-- START OF SUPPLIED RECORDS --
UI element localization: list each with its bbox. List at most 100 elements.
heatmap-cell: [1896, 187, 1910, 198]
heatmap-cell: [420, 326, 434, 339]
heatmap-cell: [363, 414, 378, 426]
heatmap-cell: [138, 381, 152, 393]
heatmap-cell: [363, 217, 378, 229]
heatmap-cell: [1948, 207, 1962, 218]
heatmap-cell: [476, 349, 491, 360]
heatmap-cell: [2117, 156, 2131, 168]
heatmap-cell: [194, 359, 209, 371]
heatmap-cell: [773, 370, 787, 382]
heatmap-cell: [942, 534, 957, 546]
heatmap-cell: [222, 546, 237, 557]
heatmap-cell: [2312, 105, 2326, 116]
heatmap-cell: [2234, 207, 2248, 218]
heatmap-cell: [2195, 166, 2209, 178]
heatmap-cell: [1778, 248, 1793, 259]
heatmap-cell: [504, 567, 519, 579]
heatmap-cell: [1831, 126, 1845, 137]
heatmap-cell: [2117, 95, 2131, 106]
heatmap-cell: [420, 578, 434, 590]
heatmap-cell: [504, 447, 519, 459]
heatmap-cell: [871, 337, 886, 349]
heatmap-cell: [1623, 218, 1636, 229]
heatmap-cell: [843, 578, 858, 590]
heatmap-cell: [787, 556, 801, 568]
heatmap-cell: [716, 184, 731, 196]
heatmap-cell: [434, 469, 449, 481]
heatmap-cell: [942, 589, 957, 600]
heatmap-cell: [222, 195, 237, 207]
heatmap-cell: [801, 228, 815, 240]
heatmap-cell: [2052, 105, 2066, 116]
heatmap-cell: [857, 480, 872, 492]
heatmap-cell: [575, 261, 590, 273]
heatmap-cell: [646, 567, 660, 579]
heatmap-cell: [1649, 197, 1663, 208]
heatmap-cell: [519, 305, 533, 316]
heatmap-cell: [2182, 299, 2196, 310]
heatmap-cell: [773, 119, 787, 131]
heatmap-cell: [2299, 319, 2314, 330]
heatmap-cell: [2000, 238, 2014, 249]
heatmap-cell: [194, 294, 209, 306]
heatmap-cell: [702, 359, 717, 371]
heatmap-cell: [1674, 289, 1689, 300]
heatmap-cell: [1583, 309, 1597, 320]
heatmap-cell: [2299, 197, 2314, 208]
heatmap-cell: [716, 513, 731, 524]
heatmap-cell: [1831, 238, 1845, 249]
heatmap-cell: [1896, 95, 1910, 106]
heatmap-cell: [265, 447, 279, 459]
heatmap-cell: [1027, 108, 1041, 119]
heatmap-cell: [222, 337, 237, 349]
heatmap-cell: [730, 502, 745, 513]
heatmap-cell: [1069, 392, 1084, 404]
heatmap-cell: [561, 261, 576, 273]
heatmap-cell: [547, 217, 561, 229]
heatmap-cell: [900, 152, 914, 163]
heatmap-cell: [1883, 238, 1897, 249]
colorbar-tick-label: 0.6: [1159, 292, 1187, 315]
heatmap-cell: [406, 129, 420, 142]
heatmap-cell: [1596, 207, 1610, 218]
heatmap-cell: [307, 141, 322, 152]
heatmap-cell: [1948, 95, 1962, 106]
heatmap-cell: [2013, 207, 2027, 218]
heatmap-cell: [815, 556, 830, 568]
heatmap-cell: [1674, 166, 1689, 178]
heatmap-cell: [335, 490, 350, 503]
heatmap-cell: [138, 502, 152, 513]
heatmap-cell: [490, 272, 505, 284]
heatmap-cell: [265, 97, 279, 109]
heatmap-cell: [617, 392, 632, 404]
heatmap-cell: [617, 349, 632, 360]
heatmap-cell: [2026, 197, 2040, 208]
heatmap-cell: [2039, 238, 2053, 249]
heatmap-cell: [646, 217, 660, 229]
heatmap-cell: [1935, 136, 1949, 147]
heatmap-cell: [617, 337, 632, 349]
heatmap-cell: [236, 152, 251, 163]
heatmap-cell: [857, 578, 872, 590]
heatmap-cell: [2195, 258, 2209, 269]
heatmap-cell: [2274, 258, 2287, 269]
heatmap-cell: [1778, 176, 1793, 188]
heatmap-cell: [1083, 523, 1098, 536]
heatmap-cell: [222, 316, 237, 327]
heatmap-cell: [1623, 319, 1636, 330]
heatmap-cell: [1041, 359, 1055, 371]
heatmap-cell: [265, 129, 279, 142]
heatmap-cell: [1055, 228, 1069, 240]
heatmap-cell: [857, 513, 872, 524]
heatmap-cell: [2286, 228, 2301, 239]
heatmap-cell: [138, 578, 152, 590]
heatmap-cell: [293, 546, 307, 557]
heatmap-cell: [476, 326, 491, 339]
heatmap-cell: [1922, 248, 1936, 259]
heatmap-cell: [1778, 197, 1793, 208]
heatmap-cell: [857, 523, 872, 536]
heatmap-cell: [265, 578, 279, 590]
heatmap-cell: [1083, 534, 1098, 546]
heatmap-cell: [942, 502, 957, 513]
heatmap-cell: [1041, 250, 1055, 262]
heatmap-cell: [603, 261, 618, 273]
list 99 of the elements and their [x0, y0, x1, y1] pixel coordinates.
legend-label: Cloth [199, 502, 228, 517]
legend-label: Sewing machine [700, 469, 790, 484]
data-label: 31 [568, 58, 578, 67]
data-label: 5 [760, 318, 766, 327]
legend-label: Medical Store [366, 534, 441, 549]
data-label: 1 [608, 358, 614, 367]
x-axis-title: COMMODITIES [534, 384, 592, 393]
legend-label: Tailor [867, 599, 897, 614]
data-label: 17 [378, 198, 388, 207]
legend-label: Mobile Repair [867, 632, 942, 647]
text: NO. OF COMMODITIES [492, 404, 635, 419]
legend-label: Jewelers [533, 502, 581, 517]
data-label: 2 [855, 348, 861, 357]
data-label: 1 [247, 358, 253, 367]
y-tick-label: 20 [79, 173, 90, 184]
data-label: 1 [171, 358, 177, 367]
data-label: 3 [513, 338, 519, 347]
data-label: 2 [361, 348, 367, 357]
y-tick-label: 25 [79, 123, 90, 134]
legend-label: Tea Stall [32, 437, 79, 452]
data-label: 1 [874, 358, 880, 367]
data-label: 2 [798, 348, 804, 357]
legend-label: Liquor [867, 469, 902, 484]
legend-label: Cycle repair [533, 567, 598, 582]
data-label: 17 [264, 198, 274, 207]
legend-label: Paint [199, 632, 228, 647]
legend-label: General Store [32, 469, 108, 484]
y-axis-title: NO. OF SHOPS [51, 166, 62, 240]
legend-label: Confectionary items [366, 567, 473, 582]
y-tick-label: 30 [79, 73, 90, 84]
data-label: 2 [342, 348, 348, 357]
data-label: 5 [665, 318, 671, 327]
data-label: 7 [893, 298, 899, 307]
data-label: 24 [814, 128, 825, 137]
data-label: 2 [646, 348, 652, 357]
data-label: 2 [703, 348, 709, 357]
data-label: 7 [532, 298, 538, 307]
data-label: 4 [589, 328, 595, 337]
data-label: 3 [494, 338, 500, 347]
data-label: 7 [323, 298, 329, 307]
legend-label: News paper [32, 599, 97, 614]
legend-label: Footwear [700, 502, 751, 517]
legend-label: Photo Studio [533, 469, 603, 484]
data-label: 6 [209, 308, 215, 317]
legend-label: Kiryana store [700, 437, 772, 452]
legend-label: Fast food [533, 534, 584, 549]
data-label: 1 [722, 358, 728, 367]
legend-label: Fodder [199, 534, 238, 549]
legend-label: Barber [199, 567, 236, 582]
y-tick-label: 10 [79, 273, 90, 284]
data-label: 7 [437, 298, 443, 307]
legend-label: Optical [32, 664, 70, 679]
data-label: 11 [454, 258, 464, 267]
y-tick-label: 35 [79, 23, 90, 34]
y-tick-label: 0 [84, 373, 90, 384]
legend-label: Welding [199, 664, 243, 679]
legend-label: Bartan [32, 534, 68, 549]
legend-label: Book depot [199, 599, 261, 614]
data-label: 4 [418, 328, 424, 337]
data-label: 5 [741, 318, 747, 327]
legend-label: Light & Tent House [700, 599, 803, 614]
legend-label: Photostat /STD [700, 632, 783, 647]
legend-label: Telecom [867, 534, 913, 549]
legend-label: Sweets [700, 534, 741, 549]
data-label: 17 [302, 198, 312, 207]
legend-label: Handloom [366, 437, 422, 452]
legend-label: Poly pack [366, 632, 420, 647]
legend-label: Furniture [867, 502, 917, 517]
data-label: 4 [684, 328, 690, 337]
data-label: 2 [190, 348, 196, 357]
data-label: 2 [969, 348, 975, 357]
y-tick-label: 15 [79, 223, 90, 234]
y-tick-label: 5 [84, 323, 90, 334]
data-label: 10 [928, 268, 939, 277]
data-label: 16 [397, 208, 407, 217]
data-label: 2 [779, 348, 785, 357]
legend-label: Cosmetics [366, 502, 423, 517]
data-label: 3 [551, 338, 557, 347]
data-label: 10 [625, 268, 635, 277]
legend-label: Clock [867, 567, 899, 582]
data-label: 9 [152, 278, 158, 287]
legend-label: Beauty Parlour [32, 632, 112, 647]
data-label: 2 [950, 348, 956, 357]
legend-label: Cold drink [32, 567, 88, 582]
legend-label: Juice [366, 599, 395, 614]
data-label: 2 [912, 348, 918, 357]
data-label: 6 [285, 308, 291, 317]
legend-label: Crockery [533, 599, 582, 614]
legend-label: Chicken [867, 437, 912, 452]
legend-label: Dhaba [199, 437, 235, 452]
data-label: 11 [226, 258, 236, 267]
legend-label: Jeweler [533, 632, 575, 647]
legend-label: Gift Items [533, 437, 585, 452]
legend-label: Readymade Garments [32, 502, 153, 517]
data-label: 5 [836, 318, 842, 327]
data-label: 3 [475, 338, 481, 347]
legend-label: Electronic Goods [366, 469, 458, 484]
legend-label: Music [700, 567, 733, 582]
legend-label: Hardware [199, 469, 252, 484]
-- END OF SUPPLIED RECORDS --
GOAL OF THE EXERCISE: Please reproduce the material from its start through the line holding "heatmap-cell: [1623, 218, 1636, 229]", inclusive, swapping "bbox" for "bounding box" and leaving everything else unchanged.

SOLUTION TO THIS TASK:
UI element localization: list each with its bounding box. List at most 100 elements.
heatmap-cell: [1896, 187, 1910, 198]
heatmap-cell: [420, 326, 434, 339]
heatmap-cell: [363, 414, 378, 426]
heatmap-cell: [138, 381, 152, 393]
heatmap-cell: [363, 217, 378, 229]
heatmap-cell: [1948, 207, 1962, 218]
heatmap-cell: [476, 349, 491, 360]
heatmap-cell: [2117, 156, 2131, 168]
heatmap-cell: [194, 359, 209, 371]
heatmap-cell: [773, 370, 787, 382]
heatmap-cell: [942, 534, 957, 546]
heatmap-cell: [222, 546, 237, 557]
heatmap-cell: [2312, 105, 2326, 116]
heatmap-cell: [2234, 207, 2248, 218]
heatmap-cell: [2195, 166, 2209, 178]
heatmap-cell: [1778, 248, 1793, 259]
heatmap-cell: [504, 567, 519, 579]
heatmap-cell: [1831, 126, 1845, 137]
heatmap-cell: [2117, 95, 2131, 106]
heatmap-cell: [420, 578, 434, 590]
heatmap-cell: [504, 447, 519, 459]
heatmap-cell: [871, 337, 886, 349]
heatmap-cell: [1623, 218, 1636, 229]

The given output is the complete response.